▸ Objective
Copy the data that follows, character for character, minus the pictures.

▸ Recorded information
========================================================================
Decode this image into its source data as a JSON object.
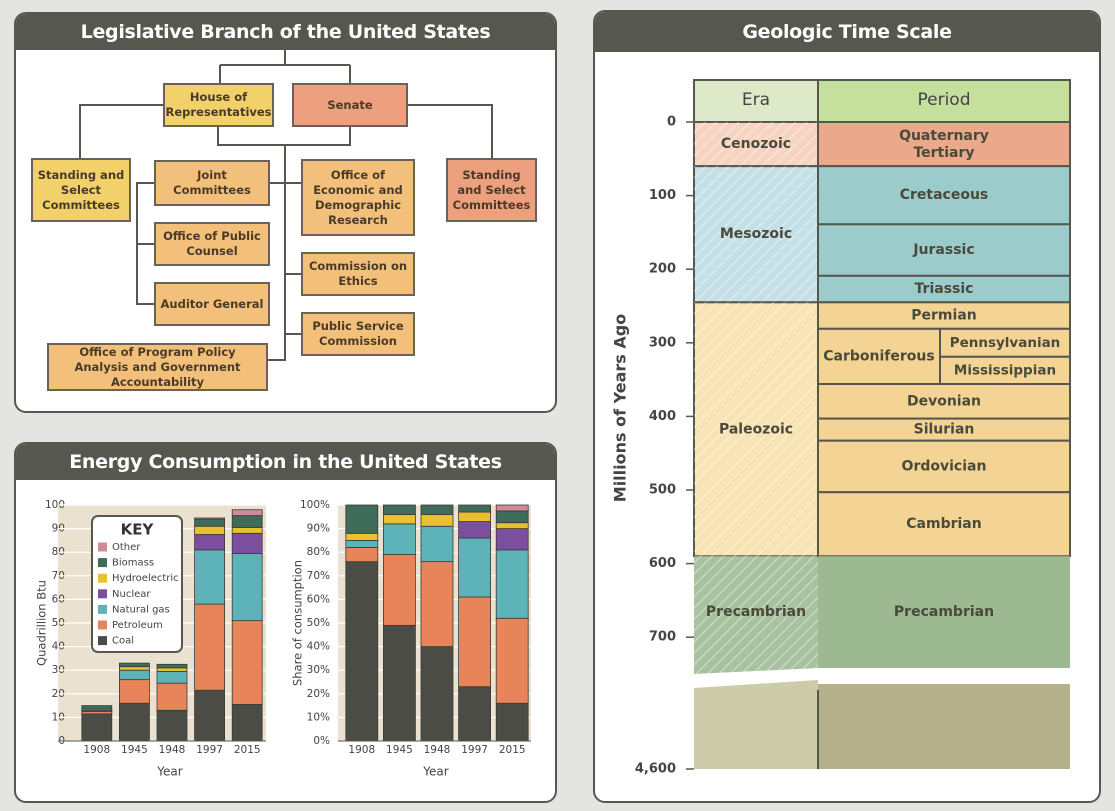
{
  "org_chart": {
    "title": "Legislative Branch of the United States",
    "nodes": [
      {
        "label": "House of Representatives",
        "color": "#f2d16b"
      },
      {
        "label": "Senate",
        "color": "#eda07e"
      },
      {
        "label": "Standing and Select Committees",
        "color": "#f2d16b"
      },
      {
        "label": "Joint Committees",
        "color": "#f2c07a"
      },
      {
        "label": "Office of Economic and Demographic Research",
        "color": "#f2c07a"
      },
      {
        "label": "Standing and Select Committees",
        "color": "#eda07e"
      },
      {
        "label": "Office of Public Counsel",
        "color": "#f2c07a"
      },
      {
        "label": "Commission on Ethics",
        "color": "#f2c07a"
      },
      {
        "label": "Auditor General",
        "color": "#f2c07a"
      },
      {
        "label": "Public Service Commission",
        "color": "#f2c07a"
      },
      {
        "label": "Office of Program Policy Analysis and Government Accountability",
        "color": "#f2c07a"
      }
    ]
  },
  "chart_data": [
    {
      "type": "stacked_bar",
      "title": "Energy Consumption in the United States",
      "x_label": "Year",
      "y_label": "Quadrillion Btu",
      "legend_title": "KEY",
      "legend": "top-left",
      "categories": [
        "1908",
        "1945",
        "1948",
        "1997",
        "2015"
      ],
      "series": [
        {
          "name": "Coal",
          "color": "#4b4c46",
          "values": [
            11.5,
            16,
            13,
            21.5,
            15.5
          ]
        },
        {
          "name": "Petroleum",
          "color": "#e8845a",
          "values": [
            1,
            10,
            11.5,
            36.5,
            35.5
          ]
        },
        {
          "name": "Natural gas",
          "color": "#5db3b8",
          "values": [
            0.5,
            4,
            5,
            23,
            28.5
          ]
        },
        {
          "name": "Nuclear",
          "color": "#7b4e9e",
          "values": [
            0,
            0,
            0,
            6.5,
            8.5
          ]
        },
        {
          "name": "Hydroelectric",
          "color": "#e8c030",
          "values": [
            0.5,
            1.5,
            1.5,
            3.5,
            2.5
          ]
        },
        {
          "name": "Biomass",
          "color": "#3f6b5a",
          "values": [
            1.5,
            1.5,
            1.5,
            3,
            5
          ]
        },
        {
          "name": "Other",
          "color": "#d08a98",
          "values": [
            0,
            0,
            0,
            0.5,
            2.5
          ]
        }
      ],
      "ylim": [
        0,
        100
      ],
      "yticks": [
        0,
        10,
        20,
        30,
        40,
        50,
        60,
        70,
        80,
        90,
        100
      ],
      "grid": true
    },
    {
      "type": "stacked_bar",
      "x_label": "Year",
      "y_label": "Share of consumption",
      "categories": [
        "1908",
        "1945",
        "1948",
        "1997",
        "2015"
      ],
      "series": [
        {
          "color": "#4b4c46",
          "values": [
            76,
            49,
            40,
            23,
            16
          ]
        },
        {
          "color": "#e8845a",
          "values": [
            6,
            30,
            36,
            38,
            36
          ]
        },
        {
          "color": "#5db3b8",
          "values": [
            3,
            13,
            15,
            25,
            29
          ]
        },
        {
          "color": "#7b4e9e",
          "values": [
            0,
            0,
            0,
            7,
            9
          ]
        },
        {
          "color": "#e8c030",
          "values": [
            3,
            4,
            5,
            4,
            2.5
          ]
        },
        {
          "color": "#3f6b5a",
          "values": [
            12,
            4,
            4,
            3,
            5
          ]
        },
        {
          "color": "#d08a98",
          "values": [
            0,
            0,
            0,
            0,
            2.5
          ]
        }
      ],
      "ylim": [
        0,
        100
      ],
      "yticks": [
        {
          "value": 0,
          "label": "0%"
        },
        {
          "value": 10,
          "label": "10%"
        },
        {
          "value": 20,
          "label": "20%"
        },
        {
          "value": 30,
          "label": "30%"
        },
        {
          "value": 40,
          "label": "40%"
        },
        {
          "value": 50,
          "label": "50%"
        },
        {
          "value": 60,
          "label": "60%"
        },
        {
          "value": 70,
          "label": "70%"
        },
        {
          "value": 80,
          "label": "80%"
        },
        {
          "value": 90,
          "label": "90%"
        },
        {
          "value": 100,
          "label": "100%"
        }
      ],
      "grid": true
    },
    {
      "type": "timescale",
      "title": "Geologic Time Scale",
      "y_label": "Millions of Years Ago",
      "era_header": "Era",
      "period_header": "Period",
      "ylim": [
        0,
        4600
      ],
      "yticks": [
        0,
        100,
        200,
        300,
        400,
        500,
        600,
        700,
        {
          "value": 4600,
          "label": "4,600"
        }
      ],
      "eras": [
        {
          "name": "Cenozoic",
          "start": 0,
          "end": 60,
          "color": "#f6d4c1",
          "period_color": "#eaa98a"
        },
        {
          "name": "Mesozoic",
          "start": 60,
          "end": 245,
          "color": "#c4e0e6",
          "period_color": "#9ccbcc"
        },
        {
          "name": "Paleozoic",
          "start": 245,
          "end": 590,
          "color": "#f8e3b3",
          "period_color": "#f3d495"
        },
        {
          "name": "Precambrian",
          "start": 590,
          "end": 4600,
          "color": "#a8c2a0",
          "period_color": "#9db992"
        }
      ],
      "periods": [
        {
          "name": "Quaternary Tertiary",
          "era": 0,
          "start": 0,
          "end": 60
        },
        {
          "name": "Cretaceous",
          "era": 1,
          "start": 60,
          "end": 139
        },
        {
          "name": "Jurassic",
          "era": 1,
          "start": 139,
          "end": 209
        },
        {
          "name": "Triassic",
          "era": 1,
          "start": 209,
          "end": 245
        },
        {
          "name": "Permian",
          "era": 2,
          "start": 245,
          "end": 281
        },
        {
          "name": "Carboniferous",
          "era": 2,
          "start": 281,
          "end": 356,
          "subperiods": [
            {
              "name": "Pennsylvanian",
              "start": 281,
              "end": 319
            },
            {
              "name": "Mississippian",
              "start": 319,
              "end": 356
            }
          ]
        },
        {
          "name": "Devonian",
          "era": 2,
          "start": 356,
          "end": 403
        },
        {
          "name": "Silurian",
          "era": 2,
          "start": 403,
          "end": 433
        },
        {
          "name": "Ordovician",
          "era": 2,
          "start": 433,
          "end": 503
        },
        {
          "name": "Cambrian",
          "era": 2,
          "start": 503,
          "end": 590
        },
        {
          "name": "Precambrian",
          "era": 3,
          "start": 590,
          "end": 4600
        }
      ]
    }
  ]
}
========================================================================
▸ Task result
Decode this image into its source data as a JSON object.
{
  "org_chart": {
    "title": "Legislative Branch of the United States",
    "nodes": [
      {
        "label": "House of Representatives",
        "color": "#f2d16b"
      },
      {
        "label": "Senate",
        "color": "#eda07e"
      },
      {
        "label": "Standing and Select Committees",
        "color": "#f2d16b"
      },
      {
        "label": "Joint Committees",
        "color": "#f2c07a"
      },
      {
        "label": "Office of Economic and Demographic Research",
        "color": "#f2c07a"
      },
      {
        "label": "Standing and Select Committees",
        "color": "#eda07e"
      },
      {
        "label": "Office of Public Counsel",
        "color": "#f2c07a"
      },
      {
        "label": "Commission on Ethics",
        "color": "#f2c07a"
      },
      {
        "label": "Auditor General",
        "color": "#f2c07a"
      },
      {
        "label": "Public Service Commission",
        "color": "#f2c07a"
      },
      {
        "label": "Office of Program Policy Analysis and Government Accountability",
        "color": "#f2c07a"
      }
    ]
  },
  "chart_data": [
    {
      "type": "stacked_bar",
      "title": "Energy Consumption in the United States",
      "x_label": "Year",
      "y_label": "Quadrillion Btu",
      "legend_title": "KEY",
      "legend": "top-left",
      "categories": [
        "1908",
        "1945",
        "1948",
        "1997",
        "2015"
      ],
      "series": [
        {
          "name": "Coal",
          "color": "#4b4c46",
          "values": [
            11.5,
            16,
            13,
            21.5,
            15.5
          ]
        },
        {
          "name": "Petroleum",
          "color": "#e8845a",
          "values": [
            1,
            10,
            11.5,
            36.5,
            35.5
          ]
        },
        {
          "name": "Natural gas",
          "color": "#5db3b8",
          "values": [
            0.5,
            4,
            5,
            23,
            28.5
          ]
        },
        {
          "name": "Nuclear",
          "color": "#7b4e9e",
          "values": [
            0,
            0,
            0,
            6.5,
            8.5
          ]
        },
        {
          "name": "Hydroelectric",
          "color": "#e8c030",
          "values": [
            0.5,
            1.5,
            1.5,
            3.5,
            2.5
          ]
        },
        {
          "name": "Biomass",
          "color": "#3f6b5a",
          "values": [
            1.5,
            1.5,
            1.5,
            3,
            5
          ]
        },
        {
          "name": "Other",
          "color": "#d08a98",
          "values": [
            0,
            0,
            0,
            0.5,
            2.5
          ]
        }
      ],
      "ylim": [
        0,
        100
      ],
      "yticks": [
        0,
        10,
        20,
        30,
        40,
        50,
        60,
        70,
        80,
        90,
        100
      ],
      "grid": true
    },
    {
      "type": "stacked_bar",
      "x_label": "Year",
      "y_label": "Share of consumption",
      "categories": [
        "1908",
        "1945",
        "1948",
        "1997",
        "2015"
      ],
      "series": [
        {
          "color": "#4b4c46",
          "values": [
            76,
            49,
            40,
            23,
            16
          ]
        },
        {
          "color": "#e8845a",
          "values": [
            6,
            30,
            36,
            38,
            36
          ]
        },
        {
          "color": "#5db3b8",
          "values": [
            3,
            13,
            15,
            25,
            29
          ]
        },
        {
          "color": "#7b4e9e",
          "values": [
            0,
            0,
            0,
            7,
            9
          ]
        },
        {
          "color": "#e8c030",
          "values": [
            3,
            4,
            5,
            4,
            2.5
          ]
        },
        {
          "color": "#3f6b5a",
          "values": [
            12,
            4,
            4,
            3,
            5
          ]
        },
        {
          "color": "#d08a98",
          "values": [
            0,
            0,
            0,
            0,
            2.5
          ]
        }
      ],
      "ylim": [
        0,
        100
      ],
      "yticks": [
        {
          "value": 0,
          "label": "0%"
        },
        {
          "value": 10,
          "label": "10%"
        },
        {
          "value": 20,
          "label": "20%"
        },
        {
          "value": 30,
          "label": "30%"
        },
        {
          "value": 40,
          "label": "40%"
        },
        {
          "value": 50,
          "label": "50%"
        },
        {
          "value": 60,
          "label": "60%"
        },
        {
          "value": 70,
          "label": "70%"
        },
        {
          "value": 80,
          "label": "80%"
        },
        {
          "value": 90,
          "label": "90%"
        },
        {
          "value": 100,
          "label": "100%"
        }
      ],
      "grid": true
    },
    {
      "type": "timescale",
      "title": "Geologic Time Scale",
      "y_label": "Millions of Years Ago",
      "era_header": "Era",
      "period_header": "Period",
      "ylim": [
        0,
        4600
      ],
      "yticks": [
        0,
        100,
        200,
        300,
        400,
        500,
        600,
        700,
        {
          "value": 4600,
          "label": "4,600"
        }
      ],
      "eras": [
        {
          "name": "Cenozoic",
          "start": 0,
          "end": 60,
          "color": "#f6d4c1",
          "period_color": "#eaa98a"
        },
        {
          "name": "Mesozoic",
          "start": 60,
          "end": 245,
          "color": "#c4e0e6",
          "period_color": "#9ccbcc"
        },
        {
          "name": "Paleozoic",
          "start": 245,
          "end": 590,
          "color": "#f8e3b3",
          "period_color": "#f3d495"
        },
        {
          "name": "Precambrian",
          "start": 590,
          "end": 4600,
          "color": "#a8c2a0",
          "period_color": "#9db992"
        }
      ],
      "periods": [
        {
          "name": "Quaternary Tertiary",
          "era": 0,
          "start": 0,
          "end": 60
        },
        {
          "name": "Cretaceous",
          "era": 1,
          "start": 60,
          "end": 139
        },
        {
          "name": "Jurassic",
          "era": 1,
          "start": 139,
          "end": 209
        },
        {
          "name": "Triassic",
          "era": 1,
          "start": 209,
          "end": 245
        },
        {
          "name": "Permian",
          "era": 2,
          "start": 245,
          "end": 281
        },
        {
          "name": "Carboniferous",
          "era": 2,
          "start": 281,
          "end": 356,
          "subperiods": [
            {
              "name": "Pennsylvanian",
              "start": 281,
              "end": 319
            },
            {
              "name": "Mississippian",
              "start": 319,
              "end": 356
            }
          ]
        },
        {
          "name": "Devonian",
          "era": 2,
          "start": 356,
          "end": 403
        },
        {
          "name": "Silurian",
          "era": 2,
          "start": 403,
          "end": 433
        },
        {
          "name": "Ordovician",
          "era": 2,
          "start": 433,
          "end": 503
        },
        {
          "name": "Cambrian",
          "era": 2,
          "start": 503,
          "end": 590
        },
        {
          "name": "Precambrian",
          "era": 3,
          "start": 590,
          "end": 4600
        }
      ]
    }
  ]
}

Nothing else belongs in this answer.